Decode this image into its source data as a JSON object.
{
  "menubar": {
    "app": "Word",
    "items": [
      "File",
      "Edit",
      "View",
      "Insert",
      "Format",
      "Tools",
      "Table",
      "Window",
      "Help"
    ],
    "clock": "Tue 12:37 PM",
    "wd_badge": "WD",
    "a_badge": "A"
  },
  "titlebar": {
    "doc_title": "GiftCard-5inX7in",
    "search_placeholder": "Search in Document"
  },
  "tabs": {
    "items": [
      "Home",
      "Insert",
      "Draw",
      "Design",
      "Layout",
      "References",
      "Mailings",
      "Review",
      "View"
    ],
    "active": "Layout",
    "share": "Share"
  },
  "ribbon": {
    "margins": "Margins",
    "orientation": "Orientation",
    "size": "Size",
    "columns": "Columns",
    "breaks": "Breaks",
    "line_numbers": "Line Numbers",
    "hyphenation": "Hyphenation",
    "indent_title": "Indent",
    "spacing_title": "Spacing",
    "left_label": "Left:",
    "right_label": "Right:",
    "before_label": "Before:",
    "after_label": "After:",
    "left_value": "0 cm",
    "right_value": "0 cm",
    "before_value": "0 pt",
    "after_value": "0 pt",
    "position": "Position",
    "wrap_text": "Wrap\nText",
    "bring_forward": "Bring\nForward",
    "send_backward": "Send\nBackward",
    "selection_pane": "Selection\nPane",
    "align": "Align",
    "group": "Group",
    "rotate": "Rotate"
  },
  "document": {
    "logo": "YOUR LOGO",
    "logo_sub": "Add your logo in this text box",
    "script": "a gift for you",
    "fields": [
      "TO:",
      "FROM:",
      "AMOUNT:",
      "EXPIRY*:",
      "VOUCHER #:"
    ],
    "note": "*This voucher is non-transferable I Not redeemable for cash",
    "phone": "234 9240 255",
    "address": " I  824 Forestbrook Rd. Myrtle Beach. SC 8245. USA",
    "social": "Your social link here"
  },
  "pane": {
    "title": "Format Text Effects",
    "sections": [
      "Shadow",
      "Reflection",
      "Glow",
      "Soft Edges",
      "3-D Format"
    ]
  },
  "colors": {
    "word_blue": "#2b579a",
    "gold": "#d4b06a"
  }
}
--*--
Prompt: Copy the material above back out, exactly as written.

Result of the task:
Decode this image into its source data as a JSON object.
{
  "menubar": {
    "app": "Word",
    "items": [
      "File",
      "Edit",
      "View",
      "Insert",
      "Format",
      "Tools",
      "Table",
      "Window",
      "Help"
    ],
    "clock": "Tue 12:37 PM",
    "wd_badge": "WD",
    "a_badge": "A"
  },
  "titlebar": {
    "doc_title": "GiftCard-5inX7in",
    "search_placeholder": "Search in Document"
  },
  "tabs": {
    "items": [
      "Home",
      "Insert",
      "Draw",
      "Design",
      "Layout",
      "References",
      "Mailings",
      "Review",
      "View"
    ],
    "active": "Layout",
    "share": "Share"
  },
  "ribbon": {
    "margins": "Margins",
    "orientation": "Orientation",
    "size": "Size",
    "columns": "Columns",
    "breaks": "Breaks",
    "line_numbers": "Line Numbers",
    "hyphenation": "Hyphenation",
    "indent_title": "Indent",
    "spacing_title": "Spacing",
    "left_label": "Left:",
    "right_label": "Right:",
    "before_label": "Before:",
    "after_label": "After:",
    "left_value": "0 cm",
    "right_value": "0 cm",
    "before_value": "0 pt",
    "after_value": "0 pt",
    "position": "Position",
    "wrap_text": "Wrap\nText",
    "bring_forward": "Bring\nForward",
    "send_backward": "Send\nBackward",
    "selection_pane": "Selection\nPane",
    "align": "Align",
    "group": "Group",
    "rotate": "Rotate"
  },
  "document": {
    "logo": "YOUR LOGO",
    "logo_sub": "Add your logo in this text box",
    "script": "a gift for you",
    "fields": [
      "TO:",
      "FROM:",
      "AMOUNT:",
      "EXPIRY*:",
      "VOUCHER #:"
    ],
    "note": "*This voucher is non-transferable I Not redeemable for cash",
    "phone": "234 9240 255",
    "address": " I  824 Forestbrook Rd. Myrtle Beach. SC 8245. USA",
    "social": "Your social link here"
  },
  "pane": {
    "title": "Format Text Effects",
    "sections": [
      "Shadow",
      "Reflection",
      "Glow",
      "Soft Edges",
      "3-D Format"
    ]
  },
  "colors": {
    "word_blue": "#2b579a",
    "gold": "#d4b06a"
  }
}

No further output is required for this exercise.